What the exercise asks.
Repeat the lines of the listing below exactly, starting at the line that contains "620 674 658</box>" and ending at the line that contains "table-corner-cell <box>161 548 386 570</box>".

Region and label listings
========================================
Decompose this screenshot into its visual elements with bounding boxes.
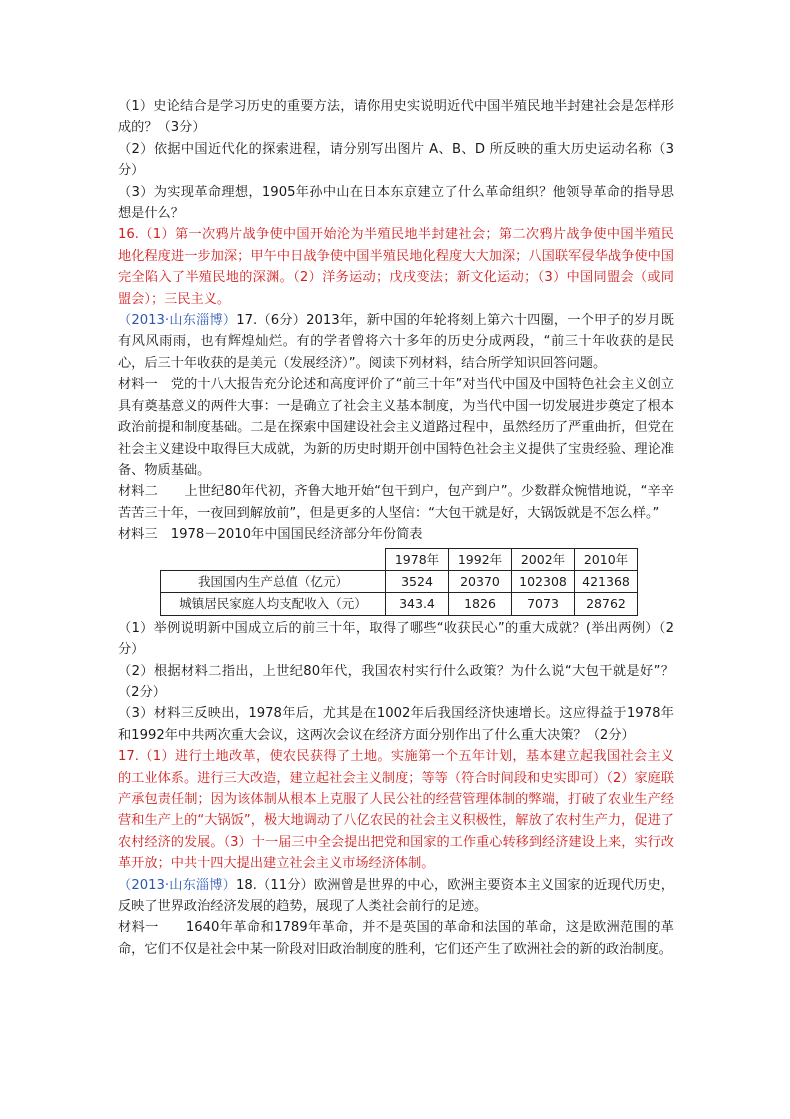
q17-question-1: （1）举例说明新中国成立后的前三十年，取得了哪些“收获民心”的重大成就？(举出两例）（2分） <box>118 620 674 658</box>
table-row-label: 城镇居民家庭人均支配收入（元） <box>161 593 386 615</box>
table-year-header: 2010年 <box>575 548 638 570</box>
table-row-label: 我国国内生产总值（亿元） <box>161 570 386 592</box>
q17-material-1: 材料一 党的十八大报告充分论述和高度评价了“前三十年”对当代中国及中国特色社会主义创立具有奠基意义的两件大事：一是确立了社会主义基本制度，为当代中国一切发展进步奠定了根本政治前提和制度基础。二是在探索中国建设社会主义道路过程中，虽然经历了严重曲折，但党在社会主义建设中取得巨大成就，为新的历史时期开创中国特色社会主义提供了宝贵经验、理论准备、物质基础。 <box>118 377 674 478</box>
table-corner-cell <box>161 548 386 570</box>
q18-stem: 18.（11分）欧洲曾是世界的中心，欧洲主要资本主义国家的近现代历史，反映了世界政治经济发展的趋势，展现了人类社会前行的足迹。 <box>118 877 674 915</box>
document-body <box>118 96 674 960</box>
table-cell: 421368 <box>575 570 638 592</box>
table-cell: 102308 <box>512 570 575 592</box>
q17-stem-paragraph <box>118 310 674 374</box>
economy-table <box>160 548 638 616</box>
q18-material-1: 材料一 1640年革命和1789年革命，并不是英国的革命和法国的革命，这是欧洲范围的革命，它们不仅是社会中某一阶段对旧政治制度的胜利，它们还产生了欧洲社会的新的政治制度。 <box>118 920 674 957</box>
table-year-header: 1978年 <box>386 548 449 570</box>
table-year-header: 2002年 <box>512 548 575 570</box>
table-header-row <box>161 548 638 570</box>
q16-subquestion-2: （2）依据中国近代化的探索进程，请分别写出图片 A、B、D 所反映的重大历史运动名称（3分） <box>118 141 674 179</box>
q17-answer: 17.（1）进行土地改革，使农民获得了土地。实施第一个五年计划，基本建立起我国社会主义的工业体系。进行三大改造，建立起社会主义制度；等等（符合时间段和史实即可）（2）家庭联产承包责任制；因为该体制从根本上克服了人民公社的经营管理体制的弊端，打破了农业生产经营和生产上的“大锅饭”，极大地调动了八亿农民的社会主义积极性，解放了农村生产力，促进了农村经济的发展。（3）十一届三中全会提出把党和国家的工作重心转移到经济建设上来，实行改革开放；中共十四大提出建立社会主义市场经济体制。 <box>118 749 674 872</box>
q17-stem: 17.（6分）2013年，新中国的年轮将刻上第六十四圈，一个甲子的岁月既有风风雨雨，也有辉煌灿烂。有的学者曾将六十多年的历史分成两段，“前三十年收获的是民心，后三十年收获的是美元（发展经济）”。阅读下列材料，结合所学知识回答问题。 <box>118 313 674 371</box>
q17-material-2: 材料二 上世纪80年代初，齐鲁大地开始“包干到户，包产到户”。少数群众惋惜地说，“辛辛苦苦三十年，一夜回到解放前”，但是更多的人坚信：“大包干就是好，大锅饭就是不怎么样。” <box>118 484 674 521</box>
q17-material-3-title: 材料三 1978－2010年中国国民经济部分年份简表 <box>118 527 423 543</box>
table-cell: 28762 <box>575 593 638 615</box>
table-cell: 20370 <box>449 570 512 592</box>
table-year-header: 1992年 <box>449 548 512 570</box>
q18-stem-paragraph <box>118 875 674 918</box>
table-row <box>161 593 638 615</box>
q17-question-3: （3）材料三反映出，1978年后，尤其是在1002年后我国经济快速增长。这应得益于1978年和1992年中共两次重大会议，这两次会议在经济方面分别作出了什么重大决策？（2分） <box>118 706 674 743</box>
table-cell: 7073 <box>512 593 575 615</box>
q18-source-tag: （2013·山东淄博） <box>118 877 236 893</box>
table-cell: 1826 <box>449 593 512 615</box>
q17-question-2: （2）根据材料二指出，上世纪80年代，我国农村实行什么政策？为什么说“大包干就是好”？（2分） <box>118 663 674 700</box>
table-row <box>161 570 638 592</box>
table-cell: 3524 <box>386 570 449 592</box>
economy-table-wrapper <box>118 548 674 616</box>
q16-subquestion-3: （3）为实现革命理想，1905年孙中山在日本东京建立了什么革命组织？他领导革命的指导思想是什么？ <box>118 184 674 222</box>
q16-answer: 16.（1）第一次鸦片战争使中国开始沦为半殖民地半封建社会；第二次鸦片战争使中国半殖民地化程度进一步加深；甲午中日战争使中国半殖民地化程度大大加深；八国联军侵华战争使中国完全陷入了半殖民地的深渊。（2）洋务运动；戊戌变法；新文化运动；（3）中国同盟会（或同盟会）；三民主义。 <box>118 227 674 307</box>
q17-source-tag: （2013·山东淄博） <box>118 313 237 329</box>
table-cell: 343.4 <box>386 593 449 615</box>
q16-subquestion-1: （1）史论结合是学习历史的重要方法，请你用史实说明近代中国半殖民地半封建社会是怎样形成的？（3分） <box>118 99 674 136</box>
========================================
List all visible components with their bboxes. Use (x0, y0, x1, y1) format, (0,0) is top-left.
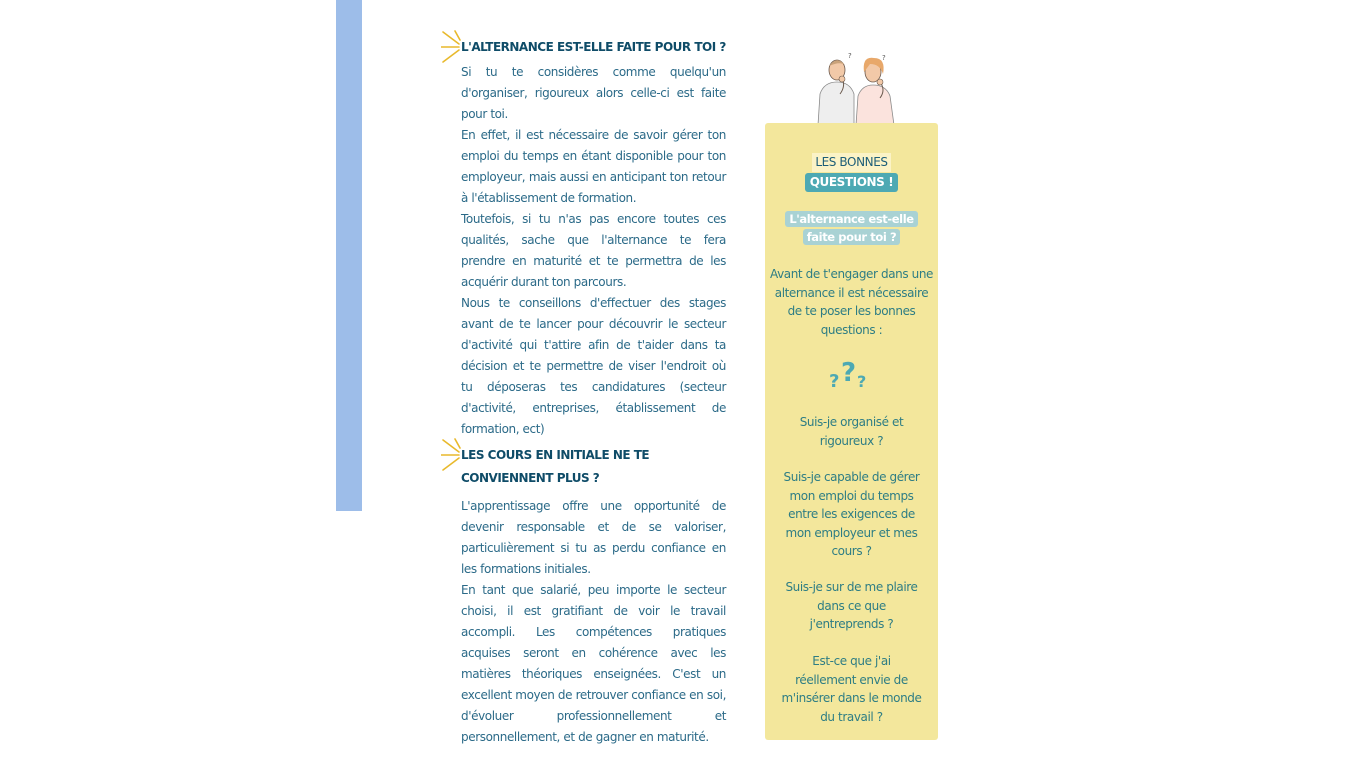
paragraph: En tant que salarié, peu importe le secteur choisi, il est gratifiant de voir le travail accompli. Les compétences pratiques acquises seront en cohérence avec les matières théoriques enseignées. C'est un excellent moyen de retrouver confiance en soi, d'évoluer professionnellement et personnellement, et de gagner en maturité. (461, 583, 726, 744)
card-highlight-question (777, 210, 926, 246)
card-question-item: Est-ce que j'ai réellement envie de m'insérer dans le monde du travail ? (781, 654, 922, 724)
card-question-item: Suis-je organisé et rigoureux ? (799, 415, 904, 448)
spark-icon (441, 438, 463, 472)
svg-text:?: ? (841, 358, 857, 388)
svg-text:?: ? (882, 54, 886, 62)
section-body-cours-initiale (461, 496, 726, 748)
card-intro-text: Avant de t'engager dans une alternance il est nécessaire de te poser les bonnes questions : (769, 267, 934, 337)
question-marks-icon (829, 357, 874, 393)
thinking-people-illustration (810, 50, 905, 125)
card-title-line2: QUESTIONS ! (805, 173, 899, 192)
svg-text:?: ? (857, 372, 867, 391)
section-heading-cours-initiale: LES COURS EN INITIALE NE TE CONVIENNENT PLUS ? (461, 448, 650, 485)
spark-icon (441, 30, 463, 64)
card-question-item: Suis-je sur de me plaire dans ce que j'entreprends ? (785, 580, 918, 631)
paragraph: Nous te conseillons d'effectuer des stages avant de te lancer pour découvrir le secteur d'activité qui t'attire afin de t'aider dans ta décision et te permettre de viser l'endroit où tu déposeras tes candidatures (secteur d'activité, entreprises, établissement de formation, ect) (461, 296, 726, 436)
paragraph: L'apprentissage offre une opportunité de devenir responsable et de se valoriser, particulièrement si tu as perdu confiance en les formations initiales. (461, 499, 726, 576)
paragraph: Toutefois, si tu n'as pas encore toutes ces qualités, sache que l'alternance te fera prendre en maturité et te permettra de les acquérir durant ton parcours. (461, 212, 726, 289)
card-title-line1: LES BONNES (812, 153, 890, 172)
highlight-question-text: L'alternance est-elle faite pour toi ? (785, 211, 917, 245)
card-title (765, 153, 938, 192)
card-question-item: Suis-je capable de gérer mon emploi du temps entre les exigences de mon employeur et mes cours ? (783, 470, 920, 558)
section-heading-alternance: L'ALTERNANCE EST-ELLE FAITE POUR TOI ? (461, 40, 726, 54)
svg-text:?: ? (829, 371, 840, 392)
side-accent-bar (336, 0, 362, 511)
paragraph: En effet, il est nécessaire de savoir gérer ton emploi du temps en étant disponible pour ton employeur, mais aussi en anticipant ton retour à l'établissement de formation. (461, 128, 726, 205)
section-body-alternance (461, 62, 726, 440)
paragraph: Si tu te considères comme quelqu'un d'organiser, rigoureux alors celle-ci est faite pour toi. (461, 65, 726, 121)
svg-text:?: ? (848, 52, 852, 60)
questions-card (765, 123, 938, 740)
========================================
Worked solution.
q17-question-1: （1）举例说明新中国成立后的前三十年，取得了哪些“收获民心”的重大成就？(举出两例）（2分） <box>118 620 674 658</box>
table-row-label: 城镇居民家庭人均支配收入（元） <box>161 593 386 615</box>
table-year-header: 2010年 <box>575 548 638 570</box>
table-row-label: 我国国内生产总值（亿元） <box>161 570 386 592</box>
q17-material-1: 材料一 党的十八大报告充分论述和高度评价了“前三十年”对当代中国及中国特色社会主义创立具有奠基意义的两件大事：一是确立了社会主义基本制度，为当代中国一切发展进步奠定了根本政治前提和制度基础。二是在探索中国建设社会主义道路过程中，虽然经历了严重曲折，但党在社会主义建设中取得巨大成就，为新的历史时期开创中国特色社会主义提供了宝贵经验、理论准备、物质基础。 <box>118 377 674 478</box>
table-corner-cell <box>161 548 386 570</box>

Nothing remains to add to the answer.